DATA SHOWN.
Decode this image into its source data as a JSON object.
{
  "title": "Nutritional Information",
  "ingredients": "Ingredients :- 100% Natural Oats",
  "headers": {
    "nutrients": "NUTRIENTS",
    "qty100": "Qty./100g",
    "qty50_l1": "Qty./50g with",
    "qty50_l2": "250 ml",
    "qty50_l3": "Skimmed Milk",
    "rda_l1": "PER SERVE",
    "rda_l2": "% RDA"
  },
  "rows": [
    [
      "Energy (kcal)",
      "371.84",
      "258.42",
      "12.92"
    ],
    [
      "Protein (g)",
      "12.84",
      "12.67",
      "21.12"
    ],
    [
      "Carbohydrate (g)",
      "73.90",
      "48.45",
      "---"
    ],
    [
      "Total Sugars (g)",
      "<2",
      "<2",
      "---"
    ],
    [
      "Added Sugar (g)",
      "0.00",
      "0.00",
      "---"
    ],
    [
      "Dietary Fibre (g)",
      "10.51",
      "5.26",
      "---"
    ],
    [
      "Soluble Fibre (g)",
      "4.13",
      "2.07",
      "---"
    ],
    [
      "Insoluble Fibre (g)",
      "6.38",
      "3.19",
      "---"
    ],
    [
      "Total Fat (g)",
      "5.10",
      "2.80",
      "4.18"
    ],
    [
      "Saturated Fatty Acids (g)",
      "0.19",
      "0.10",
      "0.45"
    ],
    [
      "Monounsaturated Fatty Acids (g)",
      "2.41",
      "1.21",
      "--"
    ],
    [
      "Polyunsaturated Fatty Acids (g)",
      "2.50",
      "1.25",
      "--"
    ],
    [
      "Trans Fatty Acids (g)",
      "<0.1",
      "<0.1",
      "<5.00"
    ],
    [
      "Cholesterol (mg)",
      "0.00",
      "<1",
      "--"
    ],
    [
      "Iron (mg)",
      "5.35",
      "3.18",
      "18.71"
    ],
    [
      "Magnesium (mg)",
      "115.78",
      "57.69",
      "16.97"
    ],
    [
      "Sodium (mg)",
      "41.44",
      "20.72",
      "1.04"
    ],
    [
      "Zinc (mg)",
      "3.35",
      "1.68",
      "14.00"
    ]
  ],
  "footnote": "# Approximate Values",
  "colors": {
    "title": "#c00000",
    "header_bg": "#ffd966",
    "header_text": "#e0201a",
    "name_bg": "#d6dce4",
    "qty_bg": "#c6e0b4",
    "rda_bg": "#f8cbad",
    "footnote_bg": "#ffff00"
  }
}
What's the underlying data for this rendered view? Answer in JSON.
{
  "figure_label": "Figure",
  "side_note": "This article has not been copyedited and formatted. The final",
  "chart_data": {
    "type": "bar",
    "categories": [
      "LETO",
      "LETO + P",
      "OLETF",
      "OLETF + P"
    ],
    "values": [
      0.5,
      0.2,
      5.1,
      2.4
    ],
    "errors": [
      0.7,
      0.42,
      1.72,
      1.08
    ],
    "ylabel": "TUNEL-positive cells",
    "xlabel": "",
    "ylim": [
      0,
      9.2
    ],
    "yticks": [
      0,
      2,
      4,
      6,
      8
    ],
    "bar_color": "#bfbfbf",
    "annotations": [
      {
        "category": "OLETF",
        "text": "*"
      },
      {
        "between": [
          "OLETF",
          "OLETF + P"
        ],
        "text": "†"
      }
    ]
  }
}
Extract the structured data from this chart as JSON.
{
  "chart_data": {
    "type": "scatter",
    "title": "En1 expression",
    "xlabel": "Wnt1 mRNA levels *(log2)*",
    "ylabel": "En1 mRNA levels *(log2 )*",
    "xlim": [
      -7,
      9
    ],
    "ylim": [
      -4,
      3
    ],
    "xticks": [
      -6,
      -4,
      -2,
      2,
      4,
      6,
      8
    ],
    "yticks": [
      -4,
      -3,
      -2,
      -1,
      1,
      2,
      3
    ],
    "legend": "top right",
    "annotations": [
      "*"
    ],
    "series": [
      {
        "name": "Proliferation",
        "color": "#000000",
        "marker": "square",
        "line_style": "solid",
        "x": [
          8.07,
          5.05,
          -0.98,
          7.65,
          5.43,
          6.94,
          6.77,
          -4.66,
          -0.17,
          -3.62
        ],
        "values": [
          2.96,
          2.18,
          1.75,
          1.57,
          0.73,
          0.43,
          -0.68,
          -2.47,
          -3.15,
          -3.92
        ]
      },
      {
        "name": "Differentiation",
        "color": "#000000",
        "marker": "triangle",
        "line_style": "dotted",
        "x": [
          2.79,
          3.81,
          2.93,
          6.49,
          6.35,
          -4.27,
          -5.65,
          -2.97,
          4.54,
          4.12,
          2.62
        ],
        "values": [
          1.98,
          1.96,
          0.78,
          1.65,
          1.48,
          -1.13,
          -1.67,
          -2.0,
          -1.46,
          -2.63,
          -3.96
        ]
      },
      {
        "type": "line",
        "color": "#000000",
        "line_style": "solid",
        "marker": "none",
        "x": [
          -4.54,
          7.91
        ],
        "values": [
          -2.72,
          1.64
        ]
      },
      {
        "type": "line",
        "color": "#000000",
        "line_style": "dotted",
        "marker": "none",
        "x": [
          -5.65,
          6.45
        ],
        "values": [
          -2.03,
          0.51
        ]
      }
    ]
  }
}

WORK TO COMPLETE. Produce an exact copy of each line from the one holding "Extract the structured" through the last line of the records, both included, and nothing more.

RESPONSE TO THE EXERCISE.
Extract the structured data from this chart as JSON.
{
  "chart_data": {
    "type": "scatter",
    "title": "En1 expression",
    "xlabel": "Wnt1 mRNA levels *(log2)*",
    "ylabel": "En1 mRNA levels *(log2 )*",
    "xlim": [
      -7,
      9
    ],
    "ylim": [
      -4,
      3
    ],
    "xticks": [
      -6,
      -4,
      -2,
      2,
      4,
      6,
      8
    ],
    "yticks": [
      -4,
      -3,
      -2,
      -1,
      1,
      2,
      3
    ],
    "legend": "top right",
    "annotations": [
      "*"
    ],
    "series": [
      {
        "name": "Proliferation",
        "color": "#000000",
        "marker": "square",
        "line_style": "solid",
        "x": [
          8.07,
          5.05,
          -0.98,
          7.65,
          5.43,
          6.94,
          6.77,
          -4.66,
          -0.17,
          -3.62
        ],
        "values": [
          2.96,
          2.18,
          1.75,
          1.57,
          0.73,
          0.43,
          -0.68,
          -2.47,
          -3.15,
          -3.92
        ]
      },
      {
        "name": "Differentiation",
        "color": "#000000",
        "marker": "triangle",
        "line_style": "dotted",
        "x": [
          2.79,
          3.81,
          2.93,
          6.49,
          6.35,
          -4.27,
          -5.65,
          -2.97,
          4.54,
          4.12,
          2.62
        ],
        "values": [
          1.98,
          1.96,
          0.78,
          1.65,
          1.48,
          -1.13,
          -1.67,
          -2.0,
          -1.46,
          -2.63,
          -3.96
        ]
      },
      {
        "type": "line",
        "color": "#000000",
        "line_style": "solid",
        "marker": "none",
        "x": [
          -4.54,
          7.91
        ],
        "values": [
          -2.72,
          1.64
        ]
      },
      {
        "type": "line",
        "color": "#000000",
        "line_style": "dotted",
        "marker": "none",
        "x": [
          -5.65,
          6.45
        ],
        "values": [
          -2.03,
          0.51
        ]
      }
    ]
  }
}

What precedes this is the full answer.